(Records from a dataset)
####################
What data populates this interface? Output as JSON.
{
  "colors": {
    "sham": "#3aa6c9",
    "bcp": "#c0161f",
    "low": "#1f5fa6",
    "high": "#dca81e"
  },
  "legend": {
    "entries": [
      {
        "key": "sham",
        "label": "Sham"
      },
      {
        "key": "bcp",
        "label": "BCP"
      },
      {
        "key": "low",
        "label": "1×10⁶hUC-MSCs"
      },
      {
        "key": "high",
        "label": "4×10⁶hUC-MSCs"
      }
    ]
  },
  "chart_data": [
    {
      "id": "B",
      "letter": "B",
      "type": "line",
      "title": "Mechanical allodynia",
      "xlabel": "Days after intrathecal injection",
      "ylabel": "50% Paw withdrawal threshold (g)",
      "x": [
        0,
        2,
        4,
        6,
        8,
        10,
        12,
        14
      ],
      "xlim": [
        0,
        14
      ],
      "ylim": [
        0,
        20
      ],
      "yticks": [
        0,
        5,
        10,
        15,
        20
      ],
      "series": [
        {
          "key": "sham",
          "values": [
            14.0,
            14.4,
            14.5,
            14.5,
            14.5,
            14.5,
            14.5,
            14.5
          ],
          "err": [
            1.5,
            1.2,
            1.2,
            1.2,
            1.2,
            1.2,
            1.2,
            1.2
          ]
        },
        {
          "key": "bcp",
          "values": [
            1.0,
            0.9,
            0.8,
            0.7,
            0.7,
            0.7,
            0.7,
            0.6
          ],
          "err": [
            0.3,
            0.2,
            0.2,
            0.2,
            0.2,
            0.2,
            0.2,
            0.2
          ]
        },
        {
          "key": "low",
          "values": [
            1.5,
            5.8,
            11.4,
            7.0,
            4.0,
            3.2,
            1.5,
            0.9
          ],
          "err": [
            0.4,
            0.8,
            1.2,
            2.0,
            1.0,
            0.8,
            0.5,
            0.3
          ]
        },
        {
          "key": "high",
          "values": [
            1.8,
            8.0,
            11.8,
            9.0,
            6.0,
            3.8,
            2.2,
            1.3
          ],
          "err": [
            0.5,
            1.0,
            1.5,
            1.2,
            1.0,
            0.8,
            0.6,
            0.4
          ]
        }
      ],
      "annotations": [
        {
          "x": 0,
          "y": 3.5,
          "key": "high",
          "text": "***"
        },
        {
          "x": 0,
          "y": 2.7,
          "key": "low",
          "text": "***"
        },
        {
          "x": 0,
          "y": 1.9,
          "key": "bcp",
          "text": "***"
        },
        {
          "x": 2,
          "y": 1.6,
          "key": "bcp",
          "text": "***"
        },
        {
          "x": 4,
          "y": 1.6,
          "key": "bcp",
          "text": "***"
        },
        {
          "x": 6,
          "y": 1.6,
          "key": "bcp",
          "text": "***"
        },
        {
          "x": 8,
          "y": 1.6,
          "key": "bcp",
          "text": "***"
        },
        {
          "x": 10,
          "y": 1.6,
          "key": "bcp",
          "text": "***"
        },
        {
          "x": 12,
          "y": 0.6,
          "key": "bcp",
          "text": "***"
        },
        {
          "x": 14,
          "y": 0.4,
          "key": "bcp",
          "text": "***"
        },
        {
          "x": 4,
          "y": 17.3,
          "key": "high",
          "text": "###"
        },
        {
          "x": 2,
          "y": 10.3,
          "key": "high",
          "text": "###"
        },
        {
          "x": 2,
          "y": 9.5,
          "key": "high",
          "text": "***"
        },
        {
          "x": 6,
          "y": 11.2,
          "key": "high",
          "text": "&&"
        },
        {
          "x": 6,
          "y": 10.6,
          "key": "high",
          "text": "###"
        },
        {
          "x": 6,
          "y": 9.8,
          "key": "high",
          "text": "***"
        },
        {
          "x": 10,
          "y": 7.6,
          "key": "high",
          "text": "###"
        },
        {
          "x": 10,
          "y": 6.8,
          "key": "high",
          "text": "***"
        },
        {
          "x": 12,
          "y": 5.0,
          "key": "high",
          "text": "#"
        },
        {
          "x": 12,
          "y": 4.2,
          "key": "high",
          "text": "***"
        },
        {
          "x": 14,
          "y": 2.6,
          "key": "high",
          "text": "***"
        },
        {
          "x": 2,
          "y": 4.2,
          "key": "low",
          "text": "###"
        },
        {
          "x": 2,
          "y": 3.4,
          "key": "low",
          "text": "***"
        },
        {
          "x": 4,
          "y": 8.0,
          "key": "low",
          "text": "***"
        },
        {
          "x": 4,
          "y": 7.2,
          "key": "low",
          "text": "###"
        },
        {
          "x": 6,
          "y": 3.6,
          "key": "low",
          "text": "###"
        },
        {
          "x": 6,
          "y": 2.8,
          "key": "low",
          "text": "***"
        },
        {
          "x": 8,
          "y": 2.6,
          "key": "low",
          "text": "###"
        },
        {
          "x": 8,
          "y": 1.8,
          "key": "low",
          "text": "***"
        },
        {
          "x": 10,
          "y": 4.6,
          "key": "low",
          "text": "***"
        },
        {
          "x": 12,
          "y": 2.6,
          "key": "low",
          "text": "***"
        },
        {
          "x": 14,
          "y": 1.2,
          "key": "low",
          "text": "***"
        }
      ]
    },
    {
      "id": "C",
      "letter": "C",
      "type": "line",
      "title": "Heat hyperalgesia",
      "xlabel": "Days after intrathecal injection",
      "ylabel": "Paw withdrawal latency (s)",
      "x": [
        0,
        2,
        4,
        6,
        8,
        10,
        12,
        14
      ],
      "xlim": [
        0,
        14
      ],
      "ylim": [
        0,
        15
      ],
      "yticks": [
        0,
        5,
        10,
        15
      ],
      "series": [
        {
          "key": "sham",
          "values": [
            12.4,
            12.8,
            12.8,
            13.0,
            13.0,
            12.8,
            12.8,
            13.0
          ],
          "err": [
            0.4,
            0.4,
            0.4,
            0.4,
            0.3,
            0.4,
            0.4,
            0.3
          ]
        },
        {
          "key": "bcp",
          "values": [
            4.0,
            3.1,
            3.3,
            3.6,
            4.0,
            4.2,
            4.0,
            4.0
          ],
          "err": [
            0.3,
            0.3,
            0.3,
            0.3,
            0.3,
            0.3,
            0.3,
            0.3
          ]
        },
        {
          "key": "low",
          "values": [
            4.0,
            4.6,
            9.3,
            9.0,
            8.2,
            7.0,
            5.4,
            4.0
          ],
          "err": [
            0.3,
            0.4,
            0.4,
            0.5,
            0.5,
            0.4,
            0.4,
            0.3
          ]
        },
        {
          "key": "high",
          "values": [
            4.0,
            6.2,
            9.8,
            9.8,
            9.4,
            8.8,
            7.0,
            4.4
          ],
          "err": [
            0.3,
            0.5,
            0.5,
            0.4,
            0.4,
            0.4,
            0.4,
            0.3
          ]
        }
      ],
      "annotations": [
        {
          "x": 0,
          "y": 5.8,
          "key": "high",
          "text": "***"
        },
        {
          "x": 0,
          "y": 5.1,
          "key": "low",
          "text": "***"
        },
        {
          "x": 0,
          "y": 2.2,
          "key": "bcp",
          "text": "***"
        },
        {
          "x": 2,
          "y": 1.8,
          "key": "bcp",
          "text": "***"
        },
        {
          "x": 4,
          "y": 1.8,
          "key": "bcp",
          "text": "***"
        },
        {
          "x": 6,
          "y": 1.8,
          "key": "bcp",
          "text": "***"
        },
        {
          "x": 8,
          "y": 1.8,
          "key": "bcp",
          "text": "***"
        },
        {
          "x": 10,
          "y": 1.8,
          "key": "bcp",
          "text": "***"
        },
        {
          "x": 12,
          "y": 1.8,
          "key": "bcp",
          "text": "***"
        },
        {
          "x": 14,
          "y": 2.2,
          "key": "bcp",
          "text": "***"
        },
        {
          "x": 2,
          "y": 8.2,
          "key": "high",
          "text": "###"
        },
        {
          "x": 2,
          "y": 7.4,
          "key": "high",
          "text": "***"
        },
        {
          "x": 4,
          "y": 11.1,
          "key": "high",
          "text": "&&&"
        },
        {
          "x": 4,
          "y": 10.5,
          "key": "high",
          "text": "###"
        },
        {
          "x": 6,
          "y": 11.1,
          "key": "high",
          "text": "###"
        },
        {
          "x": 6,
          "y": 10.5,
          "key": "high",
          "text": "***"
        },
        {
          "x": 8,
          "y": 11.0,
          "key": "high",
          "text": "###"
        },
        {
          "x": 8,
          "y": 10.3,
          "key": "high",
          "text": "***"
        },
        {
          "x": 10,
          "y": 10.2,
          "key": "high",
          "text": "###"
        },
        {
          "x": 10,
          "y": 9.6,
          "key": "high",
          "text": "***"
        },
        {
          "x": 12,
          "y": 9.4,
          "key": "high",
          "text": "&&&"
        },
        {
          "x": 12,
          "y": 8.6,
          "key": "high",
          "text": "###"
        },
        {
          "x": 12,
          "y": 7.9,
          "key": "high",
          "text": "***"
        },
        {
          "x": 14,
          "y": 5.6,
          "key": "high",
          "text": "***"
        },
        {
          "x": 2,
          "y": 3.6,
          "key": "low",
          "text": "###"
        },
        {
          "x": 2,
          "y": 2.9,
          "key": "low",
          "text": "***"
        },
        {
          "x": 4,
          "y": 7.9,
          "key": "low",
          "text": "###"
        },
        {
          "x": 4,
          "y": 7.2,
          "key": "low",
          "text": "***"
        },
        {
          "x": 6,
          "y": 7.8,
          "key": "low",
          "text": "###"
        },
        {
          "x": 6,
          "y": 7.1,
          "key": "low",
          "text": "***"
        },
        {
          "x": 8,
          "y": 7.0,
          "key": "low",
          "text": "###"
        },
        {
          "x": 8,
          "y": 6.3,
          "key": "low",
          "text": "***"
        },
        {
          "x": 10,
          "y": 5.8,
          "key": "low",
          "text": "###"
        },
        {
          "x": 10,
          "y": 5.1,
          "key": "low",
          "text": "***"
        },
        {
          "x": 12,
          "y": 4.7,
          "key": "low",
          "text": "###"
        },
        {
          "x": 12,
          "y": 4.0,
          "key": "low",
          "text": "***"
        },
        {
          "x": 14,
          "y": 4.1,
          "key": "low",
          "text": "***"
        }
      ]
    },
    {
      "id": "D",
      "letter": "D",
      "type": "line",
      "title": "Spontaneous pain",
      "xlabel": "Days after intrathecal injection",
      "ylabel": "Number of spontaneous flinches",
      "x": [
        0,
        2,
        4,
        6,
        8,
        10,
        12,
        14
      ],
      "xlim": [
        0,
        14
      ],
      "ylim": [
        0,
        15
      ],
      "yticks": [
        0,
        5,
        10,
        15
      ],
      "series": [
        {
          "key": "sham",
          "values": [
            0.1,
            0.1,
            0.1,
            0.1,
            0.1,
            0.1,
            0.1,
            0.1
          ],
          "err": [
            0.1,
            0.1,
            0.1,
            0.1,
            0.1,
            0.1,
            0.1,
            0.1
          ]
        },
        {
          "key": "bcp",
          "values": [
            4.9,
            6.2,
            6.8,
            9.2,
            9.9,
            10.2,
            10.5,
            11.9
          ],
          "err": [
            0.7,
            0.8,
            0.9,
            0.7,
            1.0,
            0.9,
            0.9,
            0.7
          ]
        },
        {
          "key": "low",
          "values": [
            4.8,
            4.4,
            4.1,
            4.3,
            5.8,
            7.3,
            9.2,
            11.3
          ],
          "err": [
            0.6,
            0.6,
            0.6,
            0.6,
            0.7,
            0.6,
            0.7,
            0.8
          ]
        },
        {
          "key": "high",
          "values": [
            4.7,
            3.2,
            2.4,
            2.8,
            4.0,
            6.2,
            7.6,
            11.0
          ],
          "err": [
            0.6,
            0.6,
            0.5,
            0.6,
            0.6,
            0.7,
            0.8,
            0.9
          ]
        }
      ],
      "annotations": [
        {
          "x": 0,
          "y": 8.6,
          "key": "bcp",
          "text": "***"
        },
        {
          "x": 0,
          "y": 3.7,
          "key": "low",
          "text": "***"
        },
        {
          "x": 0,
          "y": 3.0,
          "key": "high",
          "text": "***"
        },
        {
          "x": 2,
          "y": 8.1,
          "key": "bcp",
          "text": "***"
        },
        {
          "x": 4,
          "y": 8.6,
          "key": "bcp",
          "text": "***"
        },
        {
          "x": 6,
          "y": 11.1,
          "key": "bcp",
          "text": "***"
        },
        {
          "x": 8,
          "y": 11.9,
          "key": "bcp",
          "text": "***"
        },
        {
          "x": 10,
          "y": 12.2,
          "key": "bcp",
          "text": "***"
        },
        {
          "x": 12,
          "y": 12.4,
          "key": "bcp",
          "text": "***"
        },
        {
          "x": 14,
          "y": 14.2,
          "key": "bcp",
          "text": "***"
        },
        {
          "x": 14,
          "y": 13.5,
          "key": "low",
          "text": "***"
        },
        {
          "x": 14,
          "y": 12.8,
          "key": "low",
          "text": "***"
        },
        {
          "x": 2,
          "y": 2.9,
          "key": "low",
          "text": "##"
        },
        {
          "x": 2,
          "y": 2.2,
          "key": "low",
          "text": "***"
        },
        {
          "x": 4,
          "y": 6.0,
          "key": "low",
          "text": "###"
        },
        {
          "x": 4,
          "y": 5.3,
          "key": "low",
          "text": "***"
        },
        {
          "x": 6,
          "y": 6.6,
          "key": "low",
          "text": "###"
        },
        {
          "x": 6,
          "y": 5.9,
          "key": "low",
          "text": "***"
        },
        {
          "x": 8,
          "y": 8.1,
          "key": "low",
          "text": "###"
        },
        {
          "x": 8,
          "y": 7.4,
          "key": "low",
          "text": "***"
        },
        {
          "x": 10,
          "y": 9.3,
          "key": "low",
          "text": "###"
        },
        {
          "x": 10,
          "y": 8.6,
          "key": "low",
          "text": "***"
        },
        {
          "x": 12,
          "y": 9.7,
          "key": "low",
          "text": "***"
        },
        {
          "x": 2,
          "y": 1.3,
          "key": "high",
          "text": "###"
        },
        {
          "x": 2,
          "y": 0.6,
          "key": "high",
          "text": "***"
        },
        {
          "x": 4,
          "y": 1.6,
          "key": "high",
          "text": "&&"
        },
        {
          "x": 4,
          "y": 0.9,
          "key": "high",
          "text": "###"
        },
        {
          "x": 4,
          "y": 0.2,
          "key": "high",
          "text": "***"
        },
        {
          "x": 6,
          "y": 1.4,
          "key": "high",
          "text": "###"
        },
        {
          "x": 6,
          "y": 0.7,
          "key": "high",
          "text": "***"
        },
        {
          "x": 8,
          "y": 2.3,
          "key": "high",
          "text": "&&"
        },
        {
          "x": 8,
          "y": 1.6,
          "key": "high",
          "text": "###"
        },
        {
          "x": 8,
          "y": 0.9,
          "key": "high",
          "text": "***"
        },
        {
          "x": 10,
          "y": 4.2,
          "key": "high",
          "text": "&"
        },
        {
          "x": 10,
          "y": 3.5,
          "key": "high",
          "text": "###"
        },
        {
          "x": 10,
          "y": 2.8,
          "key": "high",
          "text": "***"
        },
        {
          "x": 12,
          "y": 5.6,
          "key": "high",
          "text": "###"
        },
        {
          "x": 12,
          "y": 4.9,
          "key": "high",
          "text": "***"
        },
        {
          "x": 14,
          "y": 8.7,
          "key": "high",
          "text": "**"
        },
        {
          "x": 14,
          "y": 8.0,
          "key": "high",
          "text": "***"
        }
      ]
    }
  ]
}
####################
*What to do:* Using the listing above, gather each line that holds the string "ylabel" and copy it.

*Response to the exercise:*
      "ylabel": "50% Paw withdrawal threshold (g)",
      "ylabel": "Paw withdrawal latency (s)",
      "ylabel": "Number of spontaneous flinches",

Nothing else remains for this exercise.